Task description >> Repeat, exactly and completely, the material that follows. Omit the pictures.

■ ■ ■

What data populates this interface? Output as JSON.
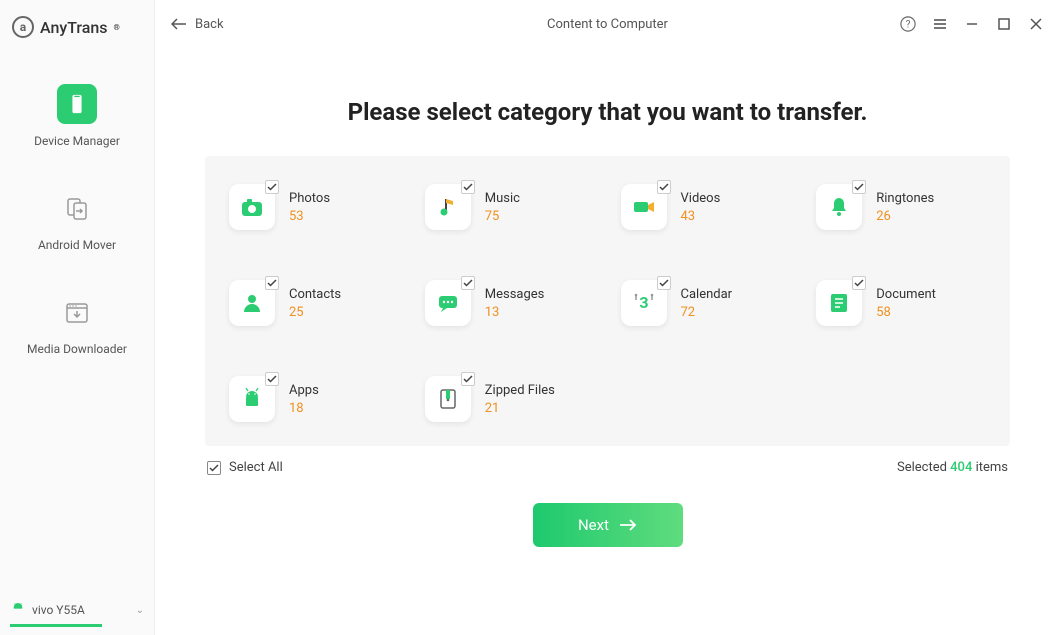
{
  "brand": {
    "name": "AnyTrans",
    "reg": "®"
  },
  "sidebar": {
    "items": [
      {
        "label": "Device Manager"
      },
      {
        "label": "Android Mover"
      },
      {
        "label": "Media Downloader"
      }
    ]
  },
  "device": {
    "name": "vivo Y55A"
  },
  "topbar": {
    "back": "Back",
    "title": "Content to Computer"
  },
  "heading": "Please select category that you want to transfer.",
  "categories": [
    {
      "name": "Photos",
      "count": "53"
    },
    {
      "name": "Music",
      "count": "75"
    },
    {
      "name": "Videos",
      "count": "43"
    },
    {
      "name": "Ringtones",
      "count": "26"
    },
    {
      "name": "Contacts",
      "count": "25"
    },
    {
      "name": "Messages",
      "count": "13"
    },
    {
      "name": "Calendar",
      "count": "72"
    },
    {
      "name": "Document",
      "count": "58"
    },
    {
      "name": "Apps",
      "count": "18"
    },
    {
      "name": "Zipped Files",
      "count": "21"
    }
  ],
  "selectAll": "Select All",
  "summary": {
    "prefix": "Selected ",
    "count": "404",
    "suffix": " items"
  },
  "next": "Next"
}
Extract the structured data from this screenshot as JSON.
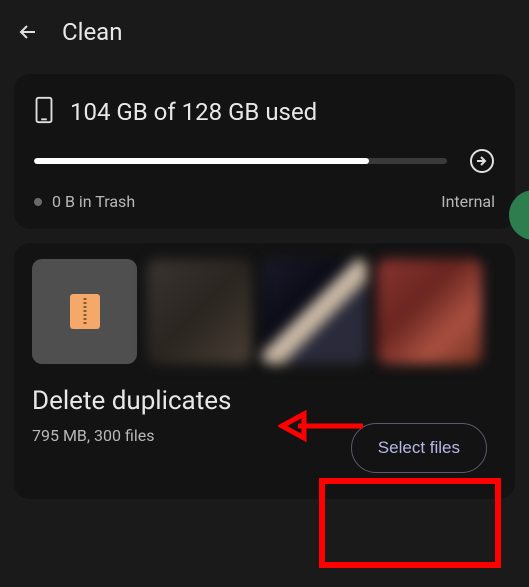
{
  "header": {
    "title": "Clean"
  },
  "storage_card": {
    "usage_text": "104 GB of 128 GB used",
    "fill_percent": 81,
    "trash_text": "0 B in Trash",
    "location_label": "Internal"
  },
  "duplicates_card": {
    "title": "Delete duplicates",
    "subtitle": "795 MB, 300 files",
    "button_label": "Select files"
  }
}
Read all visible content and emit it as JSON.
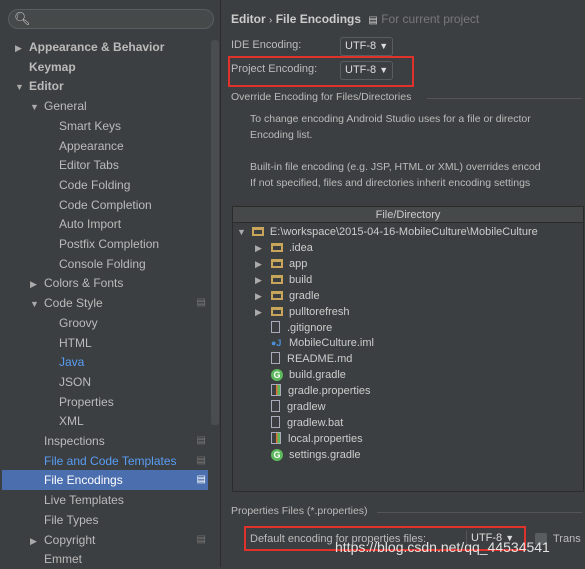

■ ■ ■

In response >>
What data populates this interface? Output as JSON.
{
  "brand": {
    "name": "AnyTrans",
    "reg": "®"
  },
  "sidebar": {
    "items": [
      {
        "label": "Device Manager"
      },
      {
        "label": "Android Mover"
      },
      {
        "label": "Media Downloader"
      }
    ]
  },
  "device": {
    "name": "vivo Y55A"
  },
  "topbar": {
    "back": "Back",
    "title": "Content to Computer"
  },
  "heading": "Please select category that you want to transfer.",
  "categories": [
    {
      "name": "Photos",
      "count": "53"
    },
    {
      "name": "Music",
      "count": "75"
    },
    {
      "name": "Videos",
      "count": "43"
    },
    {
      "name": "Ringtones",
      "count": "26"
    },
    {
      "name": "Contacts",
      "count": "25"
    },
    {
      "name": "Messages",
      "count": "13"
    },
    {
      "name": "Calendar",
      "count": "72"
    },
    {
      "name": "Document",
      "count": "58"
    },
    {
      "name": "Apps",
      "count": "18"
    },
    {
      "name": "Zipped Files",
      "count": "21"
    }
  ],
  "selectAll": "Select All",
  "summary": {
    "prefix": "Selected ",
    "count": "404",
    "suffix": " items"
  },
  "next": "Next"
}
Extract the structured data from this screenshot as JSON.
{
  "header": {
    "title": "Clean"
  },
  "storage_card": {
    "usage_text": "104 GB of 128 GB used",
    "fill_percent": 81,
    "trash_text": "0 B in Trash",
    "location_label": "Internal"
  },
  "duplicates_card": {
    "title": "Delete duplicates",
    "subtitle": "795 MB, 300 files",
    "button_label": "Select files"
  }
}
Read all visible content and emit it as JSON.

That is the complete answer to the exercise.